▸ **Raw records**:
────────────────────────────────────────

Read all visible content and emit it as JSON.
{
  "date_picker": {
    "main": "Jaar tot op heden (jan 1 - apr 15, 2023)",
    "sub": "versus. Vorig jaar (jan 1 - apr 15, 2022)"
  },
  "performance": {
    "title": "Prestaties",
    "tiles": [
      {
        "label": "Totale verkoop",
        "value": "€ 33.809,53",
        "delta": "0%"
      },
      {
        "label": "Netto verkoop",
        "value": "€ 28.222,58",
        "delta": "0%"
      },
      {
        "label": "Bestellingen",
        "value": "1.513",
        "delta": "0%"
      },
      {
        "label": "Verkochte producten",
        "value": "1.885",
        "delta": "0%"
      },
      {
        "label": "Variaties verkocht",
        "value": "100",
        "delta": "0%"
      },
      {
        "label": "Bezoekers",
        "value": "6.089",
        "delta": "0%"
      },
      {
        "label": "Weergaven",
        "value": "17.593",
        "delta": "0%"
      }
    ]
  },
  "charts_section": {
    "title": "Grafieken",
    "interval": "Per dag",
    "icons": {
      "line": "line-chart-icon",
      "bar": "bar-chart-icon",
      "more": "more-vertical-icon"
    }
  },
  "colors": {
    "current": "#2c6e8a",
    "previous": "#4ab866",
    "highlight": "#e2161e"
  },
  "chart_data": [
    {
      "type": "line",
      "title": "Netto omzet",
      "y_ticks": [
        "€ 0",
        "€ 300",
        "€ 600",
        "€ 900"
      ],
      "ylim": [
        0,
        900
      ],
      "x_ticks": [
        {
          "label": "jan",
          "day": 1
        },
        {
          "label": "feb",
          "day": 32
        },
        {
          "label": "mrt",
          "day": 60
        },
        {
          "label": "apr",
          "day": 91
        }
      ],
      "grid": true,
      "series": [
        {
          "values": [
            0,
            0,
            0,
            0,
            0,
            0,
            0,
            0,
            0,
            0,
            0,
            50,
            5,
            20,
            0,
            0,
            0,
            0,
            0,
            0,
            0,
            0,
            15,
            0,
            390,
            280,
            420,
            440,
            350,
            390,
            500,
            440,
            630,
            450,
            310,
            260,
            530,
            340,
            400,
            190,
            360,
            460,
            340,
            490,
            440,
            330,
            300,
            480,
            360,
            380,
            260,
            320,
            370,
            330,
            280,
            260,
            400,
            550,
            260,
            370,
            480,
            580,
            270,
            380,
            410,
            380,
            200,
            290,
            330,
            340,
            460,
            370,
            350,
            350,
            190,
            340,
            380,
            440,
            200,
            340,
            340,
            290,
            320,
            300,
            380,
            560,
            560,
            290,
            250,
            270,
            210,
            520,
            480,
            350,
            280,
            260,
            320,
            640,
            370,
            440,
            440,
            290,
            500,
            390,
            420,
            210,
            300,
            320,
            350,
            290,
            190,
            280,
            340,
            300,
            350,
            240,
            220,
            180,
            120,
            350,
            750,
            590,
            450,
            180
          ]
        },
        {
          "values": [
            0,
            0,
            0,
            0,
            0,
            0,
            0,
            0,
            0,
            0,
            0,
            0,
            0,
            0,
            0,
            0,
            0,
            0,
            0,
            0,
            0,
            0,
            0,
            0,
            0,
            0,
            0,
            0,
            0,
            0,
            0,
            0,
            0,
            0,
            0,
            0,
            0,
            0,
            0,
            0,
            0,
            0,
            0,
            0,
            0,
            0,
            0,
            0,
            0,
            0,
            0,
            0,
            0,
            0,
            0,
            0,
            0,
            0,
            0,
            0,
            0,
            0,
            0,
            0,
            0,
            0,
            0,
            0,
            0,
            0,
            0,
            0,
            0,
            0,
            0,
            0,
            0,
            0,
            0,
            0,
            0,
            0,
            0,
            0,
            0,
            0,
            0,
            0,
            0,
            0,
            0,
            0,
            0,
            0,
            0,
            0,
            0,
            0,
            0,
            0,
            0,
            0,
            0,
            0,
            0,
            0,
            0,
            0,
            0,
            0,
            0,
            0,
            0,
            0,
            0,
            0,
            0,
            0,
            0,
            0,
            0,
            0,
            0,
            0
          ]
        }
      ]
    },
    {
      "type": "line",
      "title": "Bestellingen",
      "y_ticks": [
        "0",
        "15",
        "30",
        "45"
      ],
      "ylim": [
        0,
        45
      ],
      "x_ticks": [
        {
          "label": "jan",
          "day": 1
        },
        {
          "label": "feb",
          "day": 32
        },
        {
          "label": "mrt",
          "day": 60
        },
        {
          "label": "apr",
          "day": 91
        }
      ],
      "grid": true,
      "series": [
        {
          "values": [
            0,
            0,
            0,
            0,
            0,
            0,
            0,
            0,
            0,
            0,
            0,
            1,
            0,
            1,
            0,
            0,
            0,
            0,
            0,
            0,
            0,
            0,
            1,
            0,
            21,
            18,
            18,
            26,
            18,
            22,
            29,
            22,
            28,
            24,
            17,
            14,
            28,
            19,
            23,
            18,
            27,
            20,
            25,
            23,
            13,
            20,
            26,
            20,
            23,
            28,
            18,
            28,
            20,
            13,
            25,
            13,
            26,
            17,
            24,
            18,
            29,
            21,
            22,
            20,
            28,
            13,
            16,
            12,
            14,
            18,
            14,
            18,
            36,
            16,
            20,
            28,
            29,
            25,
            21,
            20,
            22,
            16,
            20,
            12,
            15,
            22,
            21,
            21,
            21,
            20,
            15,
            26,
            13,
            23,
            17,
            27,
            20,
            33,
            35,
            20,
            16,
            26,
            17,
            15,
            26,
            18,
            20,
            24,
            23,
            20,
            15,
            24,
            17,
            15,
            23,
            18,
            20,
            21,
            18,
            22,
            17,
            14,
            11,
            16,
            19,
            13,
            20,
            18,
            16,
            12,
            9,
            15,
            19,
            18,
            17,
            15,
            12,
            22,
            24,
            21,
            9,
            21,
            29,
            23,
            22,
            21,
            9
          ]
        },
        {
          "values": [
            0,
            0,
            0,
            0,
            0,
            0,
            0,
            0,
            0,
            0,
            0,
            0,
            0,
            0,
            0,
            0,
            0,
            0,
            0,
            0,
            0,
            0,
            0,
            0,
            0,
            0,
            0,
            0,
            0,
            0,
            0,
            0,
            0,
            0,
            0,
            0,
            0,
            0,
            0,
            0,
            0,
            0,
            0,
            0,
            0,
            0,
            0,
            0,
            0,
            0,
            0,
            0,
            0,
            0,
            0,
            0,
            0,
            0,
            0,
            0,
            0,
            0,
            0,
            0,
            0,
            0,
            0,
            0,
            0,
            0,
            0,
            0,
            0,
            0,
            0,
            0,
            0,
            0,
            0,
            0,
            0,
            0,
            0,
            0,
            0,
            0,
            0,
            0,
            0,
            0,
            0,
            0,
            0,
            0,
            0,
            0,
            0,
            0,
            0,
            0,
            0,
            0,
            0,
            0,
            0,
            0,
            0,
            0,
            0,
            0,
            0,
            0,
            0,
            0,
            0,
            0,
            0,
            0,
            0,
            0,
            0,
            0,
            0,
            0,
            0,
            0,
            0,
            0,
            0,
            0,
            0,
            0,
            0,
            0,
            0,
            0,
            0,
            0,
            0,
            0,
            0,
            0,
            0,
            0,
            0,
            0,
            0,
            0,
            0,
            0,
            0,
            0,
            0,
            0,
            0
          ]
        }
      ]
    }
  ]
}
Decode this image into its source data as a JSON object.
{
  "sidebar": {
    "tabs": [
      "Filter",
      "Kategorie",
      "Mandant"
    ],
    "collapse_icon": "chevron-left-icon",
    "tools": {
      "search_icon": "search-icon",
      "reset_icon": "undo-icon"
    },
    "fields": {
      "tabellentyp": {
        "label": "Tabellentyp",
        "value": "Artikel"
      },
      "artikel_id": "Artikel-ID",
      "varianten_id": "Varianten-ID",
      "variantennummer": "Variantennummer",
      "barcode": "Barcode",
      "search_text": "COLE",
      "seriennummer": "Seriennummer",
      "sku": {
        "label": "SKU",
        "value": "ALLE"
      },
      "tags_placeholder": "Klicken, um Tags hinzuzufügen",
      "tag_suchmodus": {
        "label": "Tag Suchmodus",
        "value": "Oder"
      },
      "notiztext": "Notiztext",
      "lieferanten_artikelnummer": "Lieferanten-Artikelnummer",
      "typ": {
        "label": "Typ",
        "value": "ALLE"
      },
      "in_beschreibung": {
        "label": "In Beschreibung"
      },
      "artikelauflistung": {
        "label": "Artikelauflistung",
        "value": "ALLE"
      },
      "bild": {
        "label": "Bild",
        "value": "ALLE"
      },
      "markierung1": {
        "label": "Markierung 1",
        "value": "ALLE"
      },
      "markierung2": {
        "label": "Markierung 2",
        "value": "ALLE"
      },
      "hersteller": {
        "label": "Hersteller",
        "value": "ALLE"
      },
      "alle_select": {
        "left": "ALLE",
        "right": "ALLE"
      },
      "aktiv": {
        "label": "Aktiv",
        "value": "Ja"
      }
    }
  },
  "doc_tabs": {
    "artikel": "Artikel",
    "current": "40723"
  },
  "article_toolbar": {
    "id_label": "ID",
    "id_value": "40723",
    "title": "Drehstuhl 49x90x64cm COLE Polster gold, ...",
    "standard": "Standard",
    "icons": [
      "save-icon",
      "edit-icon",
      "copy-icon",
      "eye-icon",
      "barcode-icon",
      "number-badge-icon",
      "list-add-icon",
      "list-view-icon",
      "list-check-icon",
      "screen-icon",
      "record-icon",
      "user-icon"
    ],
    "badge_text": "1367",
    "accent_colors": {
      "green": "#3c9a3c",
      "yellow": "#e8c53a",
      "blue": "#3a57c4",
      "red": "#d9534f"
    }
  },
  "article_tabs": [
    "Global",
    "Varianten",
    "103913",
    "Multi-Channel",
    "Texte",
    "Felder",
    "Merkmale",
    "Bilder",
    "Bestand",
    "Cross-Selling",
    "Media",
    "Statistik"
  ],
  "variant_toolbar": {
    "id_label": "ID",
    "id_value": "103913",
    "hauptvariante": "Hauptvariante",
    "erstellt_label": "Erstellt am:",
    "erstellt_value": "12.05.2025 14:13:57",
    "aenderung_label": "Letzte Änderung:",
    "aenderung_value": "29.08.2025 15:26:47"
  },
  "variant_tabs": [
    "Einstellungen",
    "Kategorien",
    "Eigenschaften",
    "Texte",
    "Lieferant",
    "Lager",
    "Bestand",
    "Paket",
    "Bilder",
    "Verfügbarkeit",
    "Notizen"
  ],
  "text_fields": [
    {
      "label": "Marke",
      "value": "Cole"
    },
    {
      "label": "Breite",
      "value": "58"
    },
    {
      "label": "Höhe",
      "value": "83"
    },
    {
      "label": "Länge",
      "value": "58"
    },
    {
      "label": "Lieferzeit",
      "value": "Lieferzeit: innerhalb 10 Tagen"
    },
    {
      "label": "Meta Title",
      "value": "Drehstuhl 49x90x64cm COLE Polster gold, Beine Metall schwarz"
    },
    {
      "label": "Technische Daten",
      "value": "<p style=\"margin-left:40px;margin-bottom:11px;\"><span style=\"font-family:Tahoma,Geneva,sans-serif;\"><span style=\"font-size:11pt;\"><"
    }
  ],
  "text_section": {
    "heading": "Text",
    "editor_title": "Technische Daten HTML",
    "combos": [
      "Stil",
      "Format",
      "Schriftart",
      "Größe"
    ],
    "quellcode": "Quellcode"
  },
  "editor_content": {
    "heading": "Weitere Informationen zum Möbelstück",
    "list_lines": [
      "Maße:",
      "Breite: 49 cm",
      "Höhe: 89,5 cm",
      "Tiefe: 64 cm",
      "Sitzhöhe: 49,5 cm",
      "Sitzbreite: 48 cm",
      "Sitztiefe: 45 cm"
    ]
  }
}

────────────────────────────────────────

▸ **What is required**:
Pick out each line containing the string "Polster" and copy it.

▸ **Solution to the exercise**:
    "title": "Drehstuhl 49x90x64cm COLE Polster gold, ...",
      "value": "Drehstuhl 49x90x64cm COLE Polster gold, Beine Metall schwarz"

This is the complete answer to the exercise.